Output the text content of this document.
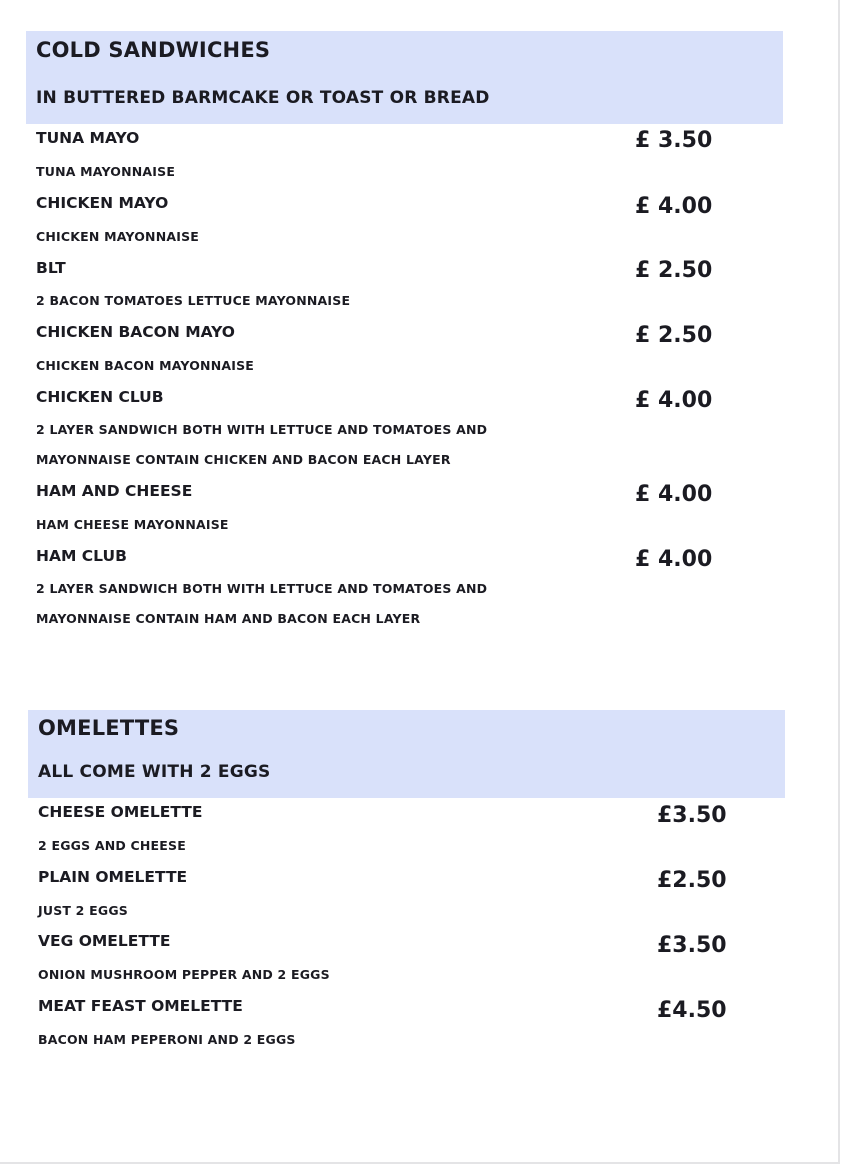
COLD SANDWICHES
IN BUTTERED BARMCAKE OR TOAST OR BREAD
TUNA MAYO
TUNA MAYONNAISE
£ 3.50
CHICKEN MAYO
CHICKEN MAYONNAISE
£ 4.00
BLT
2 BACON TOMATOES LETTUCE MAYONNAISE
£ 2.50
CHICKEN BACON MAYO
CHICKEN BACON MAYONNAISE
£ 2.50
CHICKEN CLUB
2 LAYER SANDWICH BOTH WITH LETTUCE AND TOMATOES AND
MAYONNAISE CONTAIN CHICKEN AND BACON EACH LAYER
£ 4.00
HAM AND CHEESE
HAM CHEESE MAYONNAISE
£ 4.00
HAM CLUB
2 LAYER SANDWICH BOTH WITH LETTUCE AND TOMATOES AND
MAYONNAISE CONTAIN HAM AND BACON EACH LAYER
£ 4.00
OMELETTES
ALL COME WITH 2 EGGS
CHEESE OMELETTE
2 EGGS AND CHEESE
£3.50
PLAIN OMELETTE
JUST 2 EGGS
£2.50
VEG OMELETTE
ONION MUSHROOM PEPPER AND 2 EGGS
£3.50
MEAT FEAST OMELETTE
BACON HAM PEPERONI AND 2 EGGS
£4.50
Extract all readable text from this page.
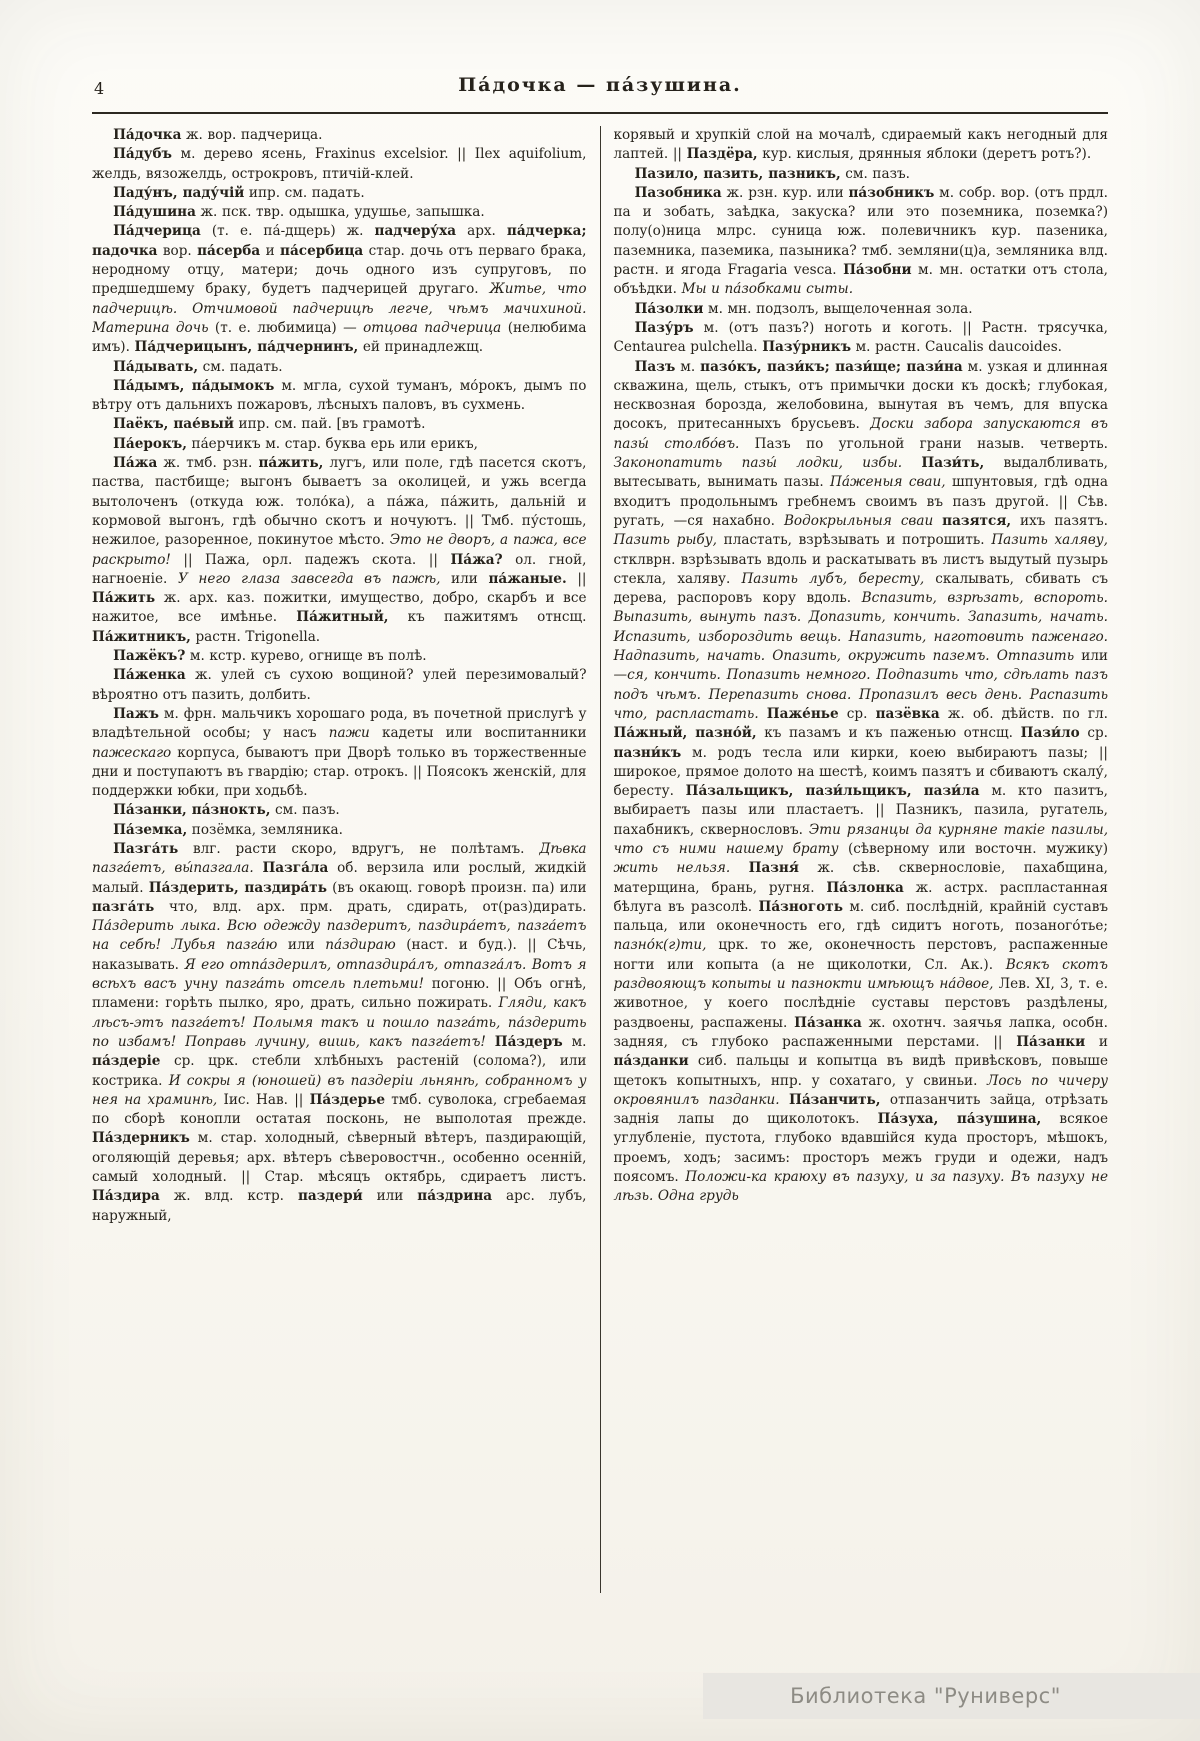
4	Па́дочка — па́зушина.

Па́дочка ж. вор. падчерица.

Па́дубъ м. дерево ясень, Fraxinus excelsior. || Ilex aquifolium, желдь, вязожелдь, острокровъ, птичій-клей.

Паду́нъ, паду́чій ипр. см. падать.

Па́душина ж. пск. твр. одышка, удушье, запышка.

Па́дчерица (т. е. па́-дщерь) ж. падчеру́ха арх. па́дчерка; падочка вор. па́серба и па́сербица стар. дочь отъ перваго брака, неродному отцу, матери; дочь одного изъ супруговъ, по предшедшему браку, будетъ падчерицей другаго. Житье, что падчерицѣ. Отчимовой падчерицѣ легче, чѣмъ мачихиной. Материна дочь (т. е. любимица) — отцова падчерица (нелюбима имъ). Па́дчерицынъ, па́дчернинъ, ей принадлежщ.

Па́дывать, см. падать.

Па́дымъ, па́дымокъ м. мгла, сухой туманъ, мо́рокъ, дымъ по вѣтру отъ дальнихъ пожаровъ, лѣсныхъ паловъ, въ сухмень.

Паёкъ, пае́вый ипр. см. пай. [въ грамотѣ.

Па́ерокъ, па́ерчикъ м. стар. буква ерь или ерикъ,

Па́жа ж. тмб. рзн. па́жить, лугъ, или поле, гдѣ пасется скотъ, паства, пастбище; выгонъ бываетъ за околицей, и ужь всегда вытолоченъ (откуда юж. толо́ка), а па́жа, па́жить, дальній и кормовой выгонъ, гдѣ обычно скотъ и ночуютъ. || Тмб. пу́стошь, нежилое, разоренное, покинутое мѣсто. Это не дворъ, а пажа, все раскрыто! || Пажа, орл. падежъ скота. || Па́жа? ол. гной, нагноеніе. У него глаза завсегда въ пажѣ, или па́жаные. || Па́жить ж. арх. каз. пожитки, имущество, добро, скарбъ и все нажитое, все имѣнье. Па́житный, къ пажитямъ отнсщ. Па́житникъ, растн. Trigonella.

Пажёкъ? м. кстр. курево, огнище въ полѣ.

Па́женка ж. улей съ сухою вощиной? улей перезимовалый? вѣроятно отъ пазить, долбить.

Пажъ м. фрн. мальчикъ хорошаго рода, въ почетной прислугѣ у владѣтельной особы; у насъ пажи кадеты или воспитанники пажескаго корпуса, бываютъ при Дворѣ только въ торжественные дни и поступаютъ въ гвардію; стар. отрокъ. || Поясокъ женскій, для поддержки юбки, при ходьбѣ.

Па́занки, па́знокть, см. пазъ.

Па́земка, позёмка, земляника.

Пазга́ть влг. расти скоро, вдругъ, не полѣтамъ. Дѣвка пазга́етъ, вы́пазгала. Пазга́ла об. верзила или рослый, жидкій малый. Па́здерить, паздира́ть (въ окающ. говорѣ произн. па) или пазга́ть что, влд. арх. прм. драть, сдирать, от(раз)дирать. Па́здерить лыка. Всю одежду паздеритъ, паздира́етъ, пазга́етъ на себѣ! Лубья пазга́ю или па́здираю (наст. и буд.). || Сѣчь, наказывать. Я его отпа́здерилъ, отпаздира́лъ, отпазга́лъ. Вотъ я всѣхъ васъ учну пазга́ть отсель плетьми! погоню. || Объ огнѣ, пламени: горѣть пылко, яро, драть, сильно пожирать. Гляди, какъ лѣсъ-этъ пазга́етъ! Полымя такъ и пошло пазга́ть, па́здерить по избамъ! Поправь лучину, вишь, какъ пазга́етъ! Па́здеръ м. па́здеріе ср. црк. стебли хлѣбныхъ растеній (солома?), или кострика. И сокры я (юношей) въ паздеріи льнянѣ, собранномъ у нея на храминѣ, Іис. Нав. || Па́здерье тмб. суволока, сгребаемая по сборѣ конопли остатая посконь, не выполотая прежде. Па́здерникъ м. стар. холодный, сѣверный вѣтеръ, паздирающій, оголяющій деревья; арх. вѣтеръ сѣверовостчн., особенно осенній, самый холодный. || Стар. мѣсяцъ октябрь, сдираетъ листъ. Па́здира ж. влд. кстр. паздери́ или па́здрина арс. лубъ, наружный,

корявый и хрупкій слой на мочалѣ, сдираемый какъ негодный для лаптей. || Паздёра, кур. кислыя, дрянныя яблоки (деретъ ротъ?).

Пазило, пазить, пазникъ, см. пазъ.

Пазобника ж. рзн. кур. или па́зобникъ м. собр. вор. (отъ прдл. па и зобать, заѣдка, закуска? или это поземника, поземка?) полу(о)ница млрс. суница юж. полевичникъ кур. пазеника, паземника, паземика, пазыника? тмб. земляни(ц)а, земляника влд. растн. и ягода Fragaria vesca. Па́зобни м. мн. остатки отъ стола, объѣдки. Мы и па́зобками сыты.

Па́золки м. мн. подзолъ, выщелоченная зола.

Пазу́ръ м. (отъ пазъ?) ноготь и коготь. || Растн. трясучка, Centaurea pulchella. Пазу́рникъ м. растн. Caucalis daucoides.

Пазъ м. пазо́къ, пази́къ; пази́ще; пази́на м. узкая и длинная скважина, щель, стыкъ, отъ примычки доски къ доскѣ; глубокая, несквозная борозда, желобовина, вынутая въ чемъ, для впуска досокъ, притесанныхъ брусьевъ. Доски забора запускаются въ пазы́ столбо́въ. Пазъ по угольной грани назыв. четверть. Законопатить пазы́ лодки, избы. Пази́ть, выдалбливать, вытесывать, вынимать пазы. Па́женыя сваи, шпунтовыя, гдѣ одна входитъ продольнымъ гребнемъ своимъ въ пазъ другой. || Сѣв. ругать, —ся нахабно. Водокрыльныя сваи пазятся, ихъ пазятъ. Пазить рыбу, пластать, взрѣзывать и потрошить. Пазить халяву, стклврн. взрѣзывать вдоль и раскатывать въ листъ выдутый пузырь стекла, халяву. Пазить лубъ, бересту, скалывать, сбивать съ дерева, распоровъ кору вдоль. Вспазить, взрѣзать, вспороть. Выпазить, вынуть пазъ. Допазить, кончить. Запазить, начать. Испазить, избороздить вещь. Напазить, наготовить паженаго. Надпазить, начать. Опазить, окружить паземъ. Отпазить или —ся, кончить. Попазить немного. Подпазить что, сдѣлать пазъ подъ чѣмъ. Перепазить снова. Пропазилъ весь день. Распазить что, распластать. Паже́нье ср. пазёвка ж. об. дѣйств. по гл. Па́жный, пазно́й, къ пазамъ и къ паженью отнсщ. Пази́ло ср. пазни́къ м. родъ тесла или кирки, коею выбираютъ пазы; || широкое, прямое долото на шестѣ, коимъ пазятъ и сбиваютъ скалу́, бересту. Па́зальщикъ, пази́льщикъ, пази́ла м. кто пазитъ, выбираетъ пазы или пластаетъ. || Пазникъ, пазила, ругатель, пахабникъ, сквернословъ. Эти рязанцы да курняне такіе пазилы, что съ ними нашему брату (сѣверному или восточн. мужику) жить нельзя. Пазня́ ж. сѣв. сквернословіе, пахабщина, матерщина, брань, ругня. Па́злонка ж. астрх. распластанная бѣлуга въ разсолѣ. Па́зноготь м. сиб. послѣдній, крайній суставъ пальца, или оконечность его, гдѣ сидитъ ноготь, позаного́тье; пазно́к(г)ти, црк. то же, оконечность перстовъ, распаженные ногти или копыта (а не щиколотки, Сл. Ак.). Всякъ скотъ раздвояющъ копыты и пазнокти имѣющъ на́двое, Лев. XI, 3, т. е. животное, у коего послѣдніе суставы перстовъ раздѣлены, раздвоены, распажены. Па́занка ж. охотнч. заячья лапка, особн. задняя, съ глубоко распаженными перстами. || Па́занки и па́зданки сиб. пальцы и копытца въ видѣ привѣсковъ, повыше щетокъ копытныхъ, нпр. у сохатаго, у свиньи. Лось по чичеру окровянилъ пазданки. Па́занчить, отпазанчить зайца, отрѣзать заднія лапы до щиколотокъ. Па́зуха, па́зушина, всякое углубленіе, пустота, глубоко вдавшійся куда просторъ, мѣшокъ, проемъ, ходъ; засимъ: просторъ межъ груди и одежи, надъ поясомъ. Положи-ка краюху въ пазуху, и за пазуху. Въ пазуху не лѣзь. Одна грудь

Библиотека "Руниверс"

■ Direction ■
From the entries, report each line that includes the word "text".

■ Answer to this task ■
Output the text content of this document.
Extract all readable text from this page.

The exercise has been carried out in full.